Start of Given data
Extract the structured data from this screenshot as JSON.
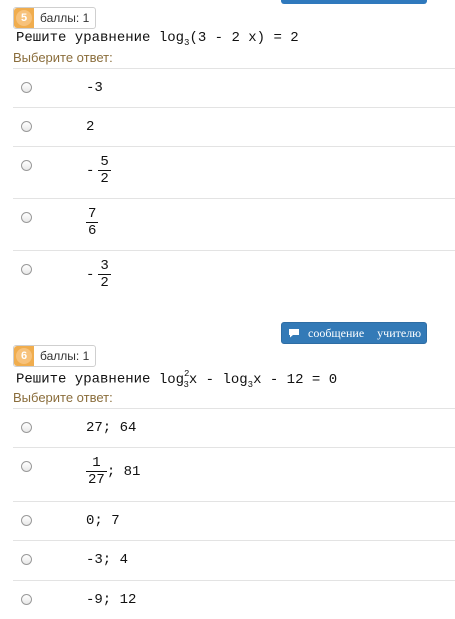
{
  "questions": [
    {
      "number": "5",
      "points_label": "баллы: 1",
      "text_prefix": "Решите уравнение ",
      "choose_label": "Выберите ответ:",
      "answers": [
        {
          "text": "-3"
        },
        {
          "text": "2"
        },
        {
          "sign": "-",
          "num": "5",
          "den": "2"
        },
        {
          "num": "7",
          "den": "6"
        },
        {
          "sign": "-",
          "num": "3",
          "den": "2"
        }
      ]
    },
    {
      "number": "6",
      "points_label": "баллы: 1",
      "text_prefix": "Решите уравнение ",
      "choose_label": "Выберите ответ:",
      "answers": [
        {
          "text": "27; 64"
        },
        {
          "num": "1",
          "den": "27",
          "suffix": "; 81"
        },
        {
          "text": "0; 7"
        },
        {
          "text": "-3; 4"
        },
        {
          "text": "-9; 12"
        }
      ]
    }
  ],
  "message_button": {
    "label": "сообщение учителю"
  },
  "colors": {
    "badge": "#f0ad4e",
    "button": "#337ab7",
    "choose_label": "#8a6d3b"
  }
}
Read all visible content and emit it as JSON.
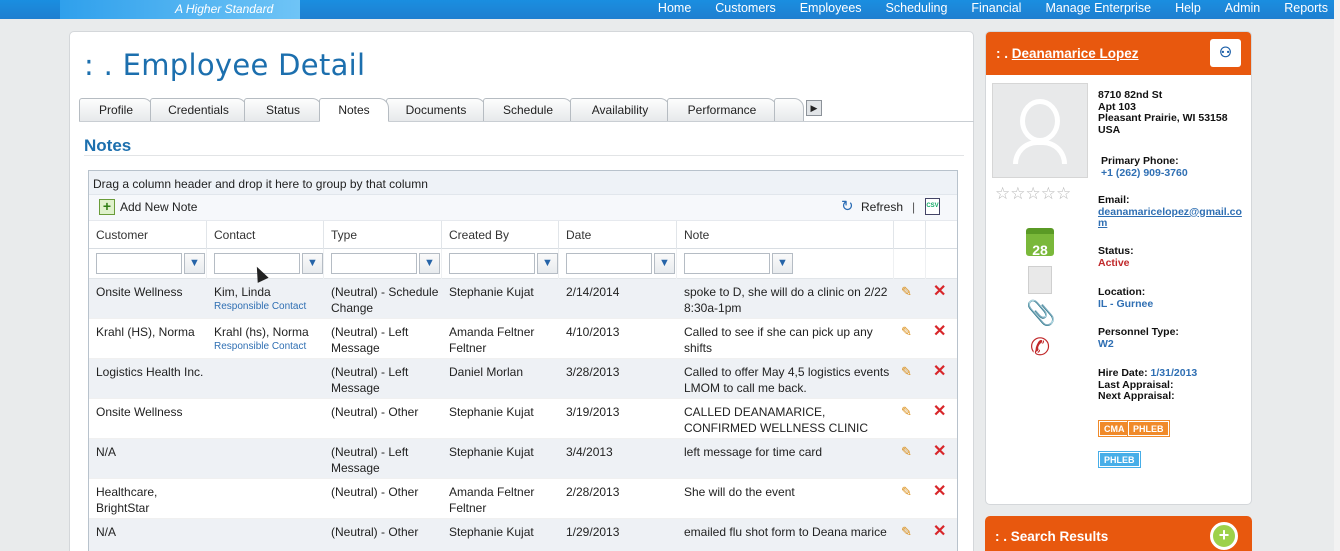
{
  "header": {
    "tagline": "A Higher Standard",
    "nav": [
      "Home",
      "Customers",
      "Employees",
      "Scheduling",
      "Financial",
      "Manage Enterprise",
      "Help",
      "Admin",
      "Reports"
    ]
  },
  "page": {
    "title": ": . Employee Detail",
    "tabs": [
      "Profile",
      "Credentials",
      "Status",
      "Notes",
      "Documents",
      "Schedule",
      "Availability",
      "Performance"
    ],
    "active_tab": "Notes",
    "section_title": "Notes"
  },
  "grid": {
    "group_hint": "Drag a column header and drop it here to group by that column",
    "add_label": "Add New Note",
    "refresh_label": "Refresh",
    "export_label": "CSV",
    "columns": [
      "Customer",
      "Contact",
      "Type",
      "Created By",
      "Date",
      "Note"
    ],
    "rows": [
      {
        "customer": "Onsite Wellness",
        "contact": "Kim, Linda",
        "contact_role": "Responsible Contact",
        "type": "(Neutral) - Schedule Change",
        "created_by": "Stephanie Kujat",
        "date": "2/14/2014",
        "note": "spoke to D, she will do a clinic on 2/22 8:30a-1pm"
      },
      {
        "customer": "Krahl (HS), Norma",
        "contact": "Krahl (hs), Norma",
        "contact_role": "Responsible Contact",
        "type": "(Neutral) - Left Message",
        "created_by": "Amanda Feltner Feltner",
        "date": "4/10/2013",
        "note": "Called to see if she can pick up any shifts"
      },
      {
        "customer": "Logistics Health Inc.",
        "contact": "",
        "contact_role": "",
        "type": "(Neutral) - Left Message",
        "created_by": "Daniel Morlan",
        "date": "3/28/2013",
        "note": "Called to offer May 4,5 logistics events LMOM to call me back."
      },
      {
        "customer": "Onsite Wellness",
        "contact": "",
        "contact_role": "",
        "type": "(Neutral) - Other",
        "created_by": "Stephanie Kujat",
        "date": "3/19/2013",
        "note": "CALLED DEANAMARICE, CONFIRMED WELLNESS CLINIC FOR SATURDAY"
      },
      {
        "customer": "N/A",
        "contact": "",
        "contact_role": "",
        "type": "(Neutral) - Left Message",
        "created_by": "Stephanie Kujat",
        "date": "3/4/2013",
        "note": "left message for time card"
      },
      {
        "customer": "Healthcare, BrightStar",
        "contact": "",
        "contact_role": "",
        "type": "(Neutral) - Other",
        "created_by": "Amanda Feltner Feltner",
        "date": "2/28/2013",
        "note": "She will do the event"
      },
      {
        "customer": "N/A",
        "contact": "",
        "contact_role": "",
        "type": "(Neutral) - Other",
        "created_by": "Stephanie Kujat",
        "date": "1/29/2013",
        "note": "emailed flu shot form to Deana marice"
      }
    ]
  },
  "employee": {
    "prefix": ": . ",
    "name": "Deanamarice Lopez",
    "address": [
      "8710 82nd St",
      "Apt 103",
      "Pleasant Prairie, WI 53158",
      "USA"
    ],
    "phone_label": "Primary Phone:",
    "phone": "+1 (262) 909-3760",
    "email_label": "Email:",
    "email": "deanamaricelopez@gmail.com",
    "status_label": "Status:",
    "status": "Active",
    "location_label": "Location:",
    "location": "IL - Gurnee",
    "personnel_label": "Personnel Type:",
    "personnel": "W2",
    "hire_label": "Hire Date:",
    "hire_date": "1/31/2013",
    "last_appraisal_label": "Last Appraisal:",
    "next_appraisal_label": "Next Appraisal:",
    "calendar_day": "28",
    "skills_row1": [
      "CMA",
      "PHLEB"
    ],
    "skills_row2": [
      "PHLEB"
    ]
  },
  "search": {
    "title": ": . Search Results"
  },
  "colors": {
    "nav_bar": "#1f7fd0",
    "title_blue": "#1c6fae",
    "panel_orange": "#e8580e",
    "status_red": "#c0282a"
  }
}
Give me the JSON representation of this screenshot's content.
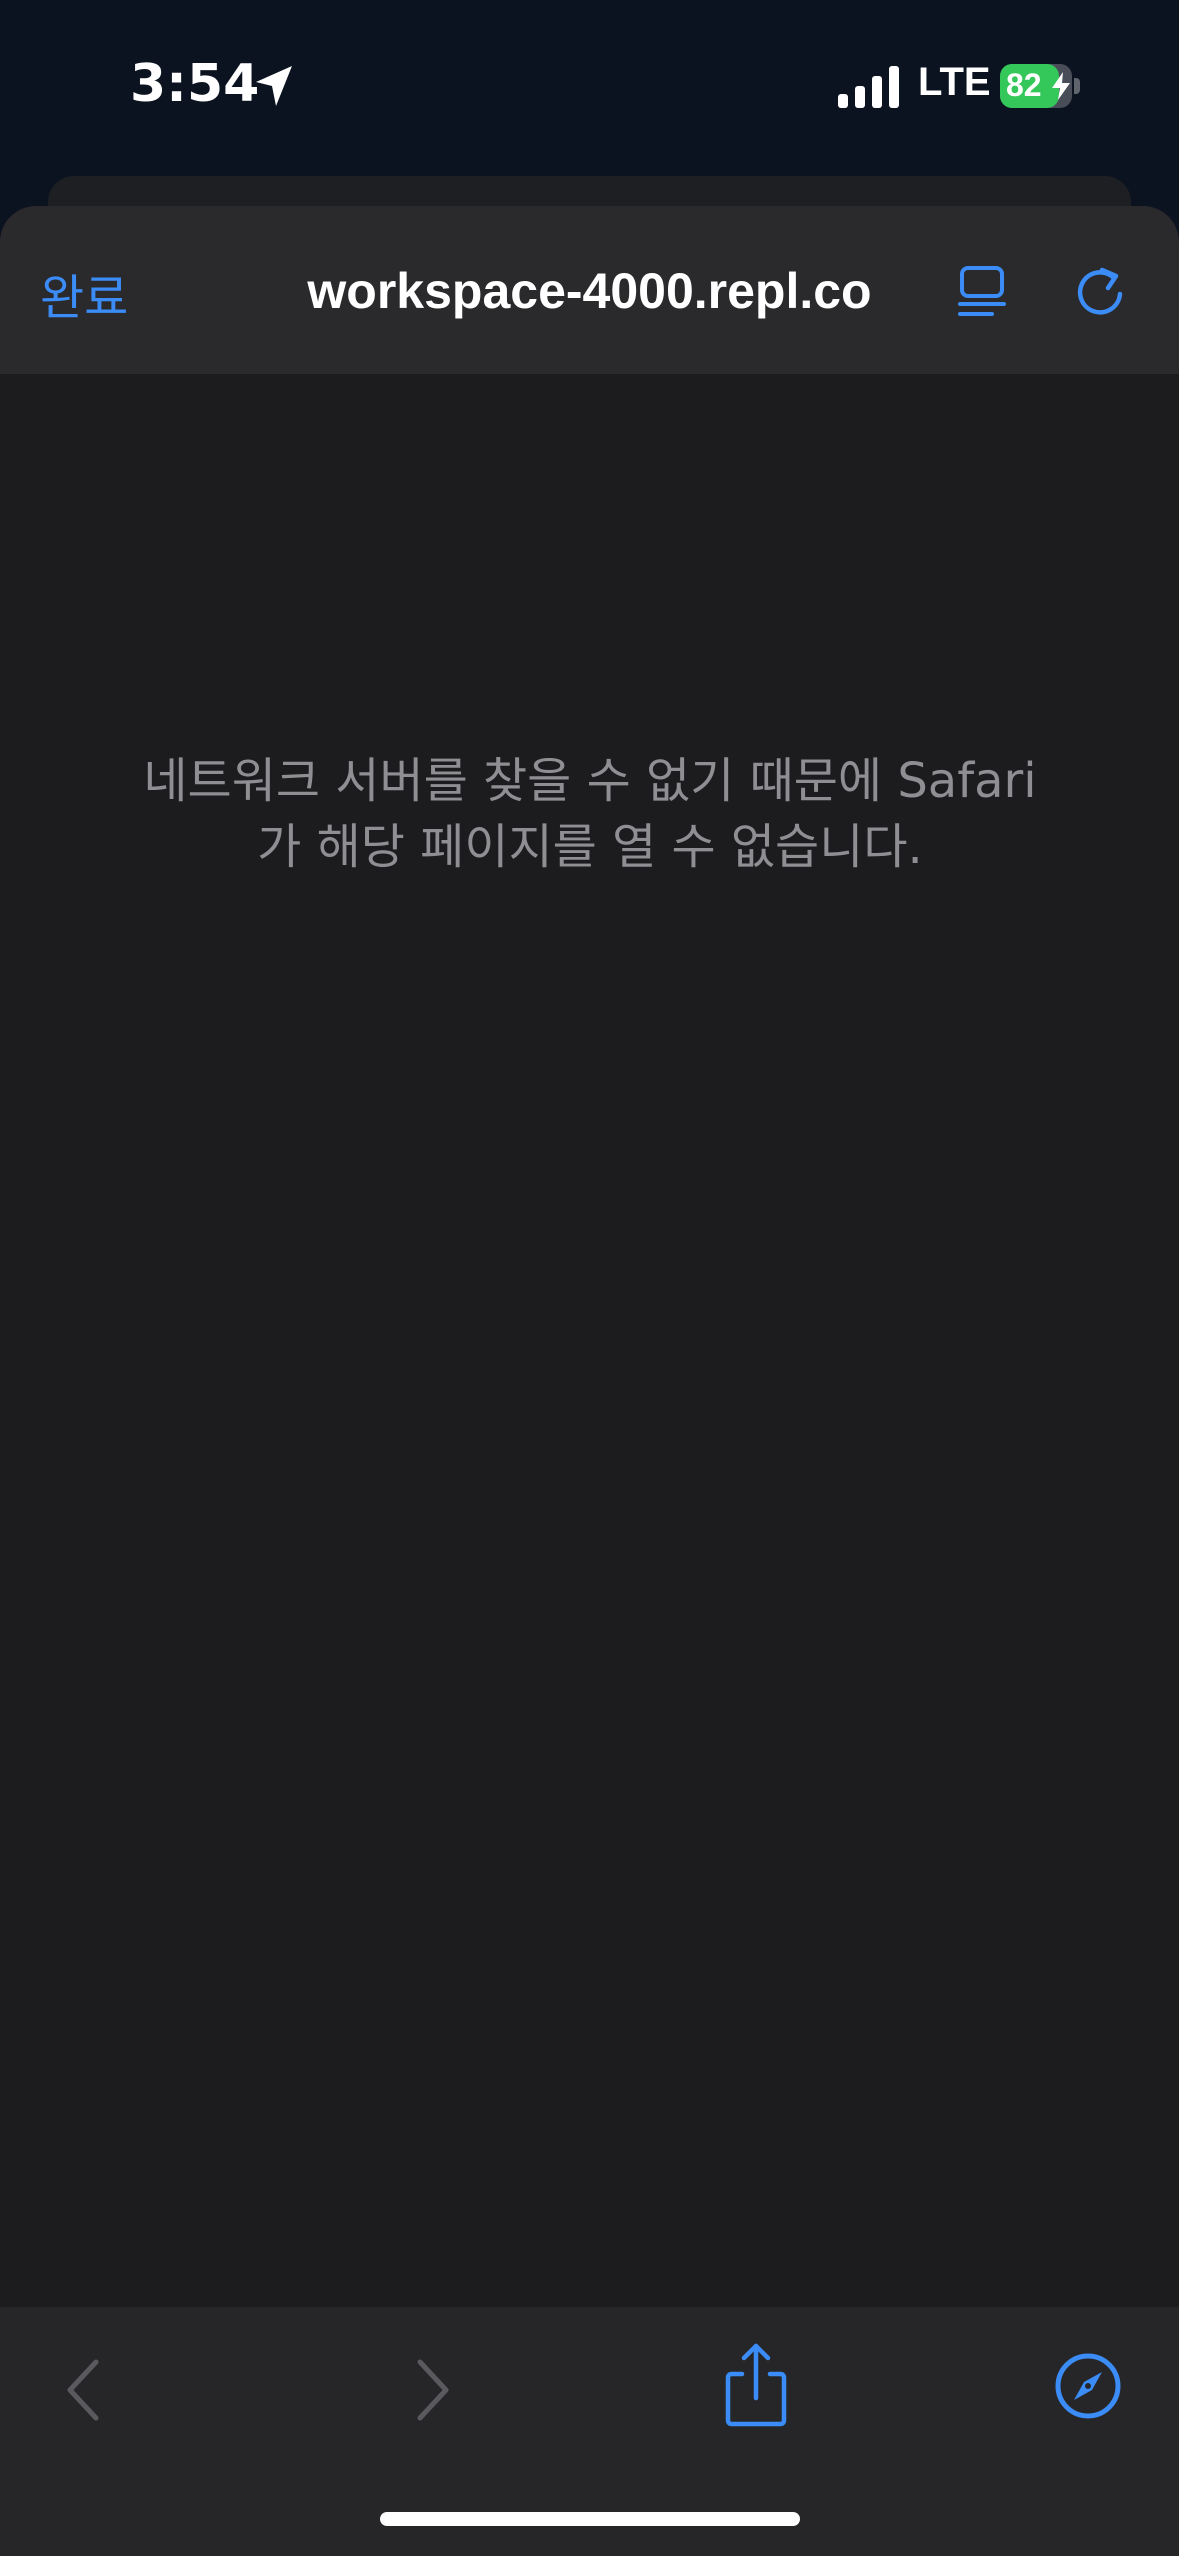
{
  "status_bar": {
    "time": "3:54",
    "network": "LTE",
    "battery_level": "82",
    "battery_fraction": 0.82,
    "icons": [
      "location-arrow-icon",
      "signal-bars-icon",
      "battery-icon",
      "charging-bolt-icon"
    ]
  },
  "browser": {
    "done_label": "완료",
    "url": "workspace-4000.repl.co",
    "error_line1": "네트워크 서버를 찾을 수 없기 때문에 Safari",
    "error_line2": "가 해당 페이지를 열 수 없습니다.",
    "icons": [
      "reader-mode-icon",
      "reload-icon"
    ]
  },
  "bottom_toolbar": {
    "icons": [
      "back-chevron-icon",
      "forward-chevron-icon",
      "share-icon",
      "compass-icon"
    ]
  },
  "colors": {
    "accent": "#3b8cf7",
    "background": "#1c1c1e",
    "toolbar": "#2a2a2c",
    "status_bg": "#0b1220",
    "battery_green": "#34c759",
    "muted_text": "#8e8e93"
  }
}
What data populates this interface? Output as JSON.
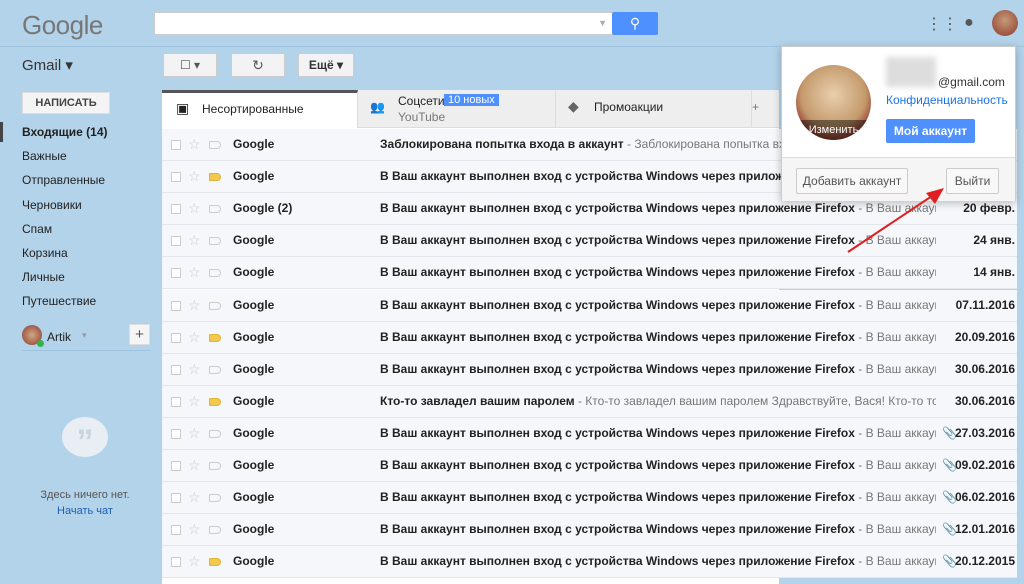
{
  "header": {
    "logo": "Google",
    "search_value": "",
    "app_label": "Gmail"
  },
  "toolbar": {
    "more_label": "Ещё"
  },
  "sidebar": {
    "compose": "НАПИСАТЬ",
    "items": [
      "Входящие (14)",
      "Важные",
      "Отправленные",
      "Черновики",
      "Спам",
      "Корзина",
      "Личные",
      "Путешествие"
    ],
    "user": "Artik",
    "empty_chat": "Здесь ничего нет.",
    "start_chat": "Начать чат"
  },
  "tabs": [
    {
      "label": "Несортированные"
    },
    {
      "label": "Соцсети",
      "badge": "10 новых",
      "sub": "YouTube"
    },
    {
      "label": "Промоакции"
    }
  ],
  "emails": [
    {
      "sender": "Google",
      "subject": "Заблокирована попытка входа в аккаунт",
      "snippet": " - Заблокирована попытка входа",
      "date": "",
      "label": false,
      "clip": false
    },
    {
      "sender": "Google",
      "subject": "В Ваш аккаунт выполнен вход с устройства Windows через приложение Firefox",
      "snippet": " - В Ваш аккаунт выг",
      "date": "",
      "label": true,
      "clip": false
    },
    {
      "sender": "Google (2)",
      "subject": "В Ваш аккаунт выполнен вход с устройства Windows через приложение Firefox",
      "snippet": " - В Ваш аккаунт выг",
      "date": "20 февр.",
      "label": false,
      "clip": false
    },
    {
      "sender": "Google",
      "subject": "В Ваш аккаунт выполнен вход с устройства Windows через приложение Firefox",
      "snippet": " - В Ваш аккаунт выг",
      "date": "24 янв.",
      "label": false,
      "clip": false
    },
    {
      "sender": "Google",
      "subject": "В Ваш аккаунт выполнен вход с устройства Windows через приложение Firefox",
      "snippet": " - В Ваш аккаунт выг",
      "date": "14 янв.",
      "label": false,
      "clip": false
    },
    {
      "sender": "Google",
      "subject": "В Ваш аккаунт выполнен вход с устройства Windows через приложение Firefox",
      "snippet": " - В Ваш аккаунт выг",
      "date": "07.11.2016",
      "label": false,
      "clip": false
    },
    {
      "sender": "Google",
      "subject": "В Ваш аккаунт выполнен вход с устройства Windows через приложение Firefox",
      "snippet": " - В Ваш аккаунт выг",
      "date": "20.09.2016",
      "label": true,
      "clip": false
    },
    {
      "sender": "Google",
      "subject": "В Ваш аккаунт выполнен вход с устройства Windows через приложение Firefox",
      "snippet": " - В Ваш аккаунт выг",
      "date": "30.06.2016",
      "label": false,
      "clip": false
    },
    {
      "sender": "Google",
      "subject": "Кто-то завладел вашим паролем",
      "snippet": " - Кто-то завладел вашим паролем Здравствуйте, Вася! Кто-то только ч",
      "date": "30.06.2016",
      "label": true,
      "clip": false
    },
    {
      "sender": "Google",
      "subject": "В Ваш аккаунт выполнен вход с устройства Windows через приложение Firefox",
      "snippet": " - В Ваш аккаунт выг",
      "date": "27.03.2016",
      "label": false,
      "clip": true
    },
    {
      "sender": "Google",
      "subject": "В Ваш аккаунт выполнен вход с устройства Windows через приложение Firefox",
      "snippet": " - В Ваш аккаунт выг",
      "date": "09.02.2016",
      "label": false,
      "clip": true
    },
    {
      "sender": "Google",
      "subject": "В Ваш аккаунт выполнен вход с устройства Windows через приложение Firefox",
      "snippet": " - В Ваш аккаунт выг",
      "date": "06.02.2016",
      "label": false,
      "clip": true
    },
    {
      "sender": "Google",
      "subject": "В Ваш аккаунт выполнен вход с устройства Windows через приложение Firefox",
      "snippet": " - В Ваш аккаунт выг",
      "date": "12.01.2016",
      "label": false,
      "clip": true
    },
    {
      "sender": "Google",
      "subject": "В Ваш аккаунт выполнен вход с устройства Windows через приложение Firefox",
      "snippet": " - В Ваш аккаунт выг",
      "date": "20.12.2015",
      "label": true,
      "clip": true
    }
  ],
  "account_popup": {
    "email": "@gmail.com",
    "privacy": "Конфиденциальность",
    "my_account": "Мой аккаунт",
    "change": "Изменить",
    "add_account": "Добавить аккаунт",
    "sign_out": "Выйти"
  },
  "colors": {
    "background": "#b3d3ea",
    "accent": "#4d90fe",
    "label": "#f2c94c",
    "arrow": "#e02020"
  }
}
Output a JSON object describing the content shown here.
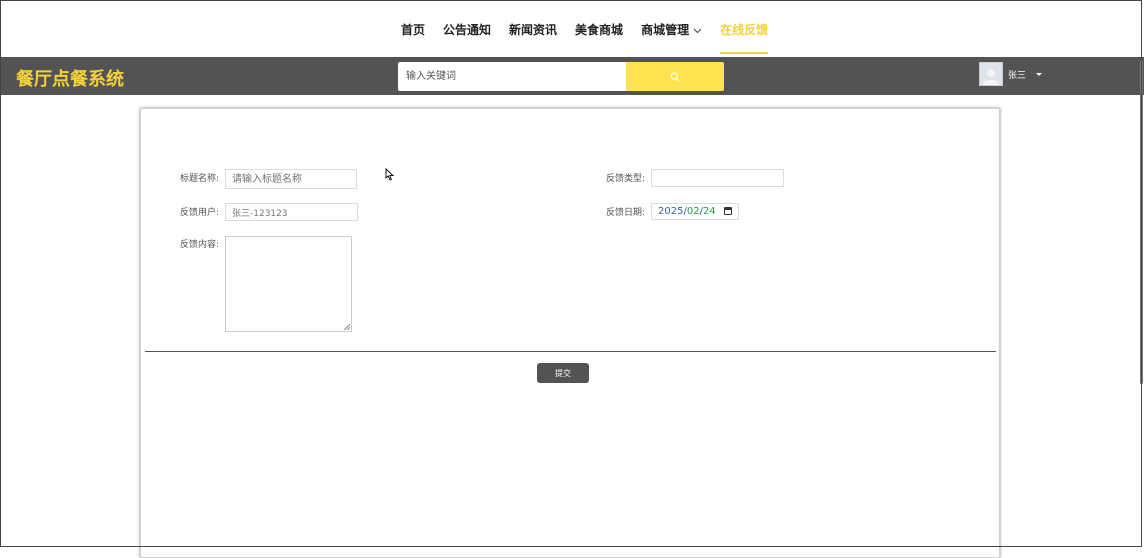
End of Given data
Aim of the task
Scan the material above. Return every line containing the string "will".

Exercise response
        "note": "spoke to D, she will do a clinic on 2/22 8:30a-1pm"
        "note": "She will do the event"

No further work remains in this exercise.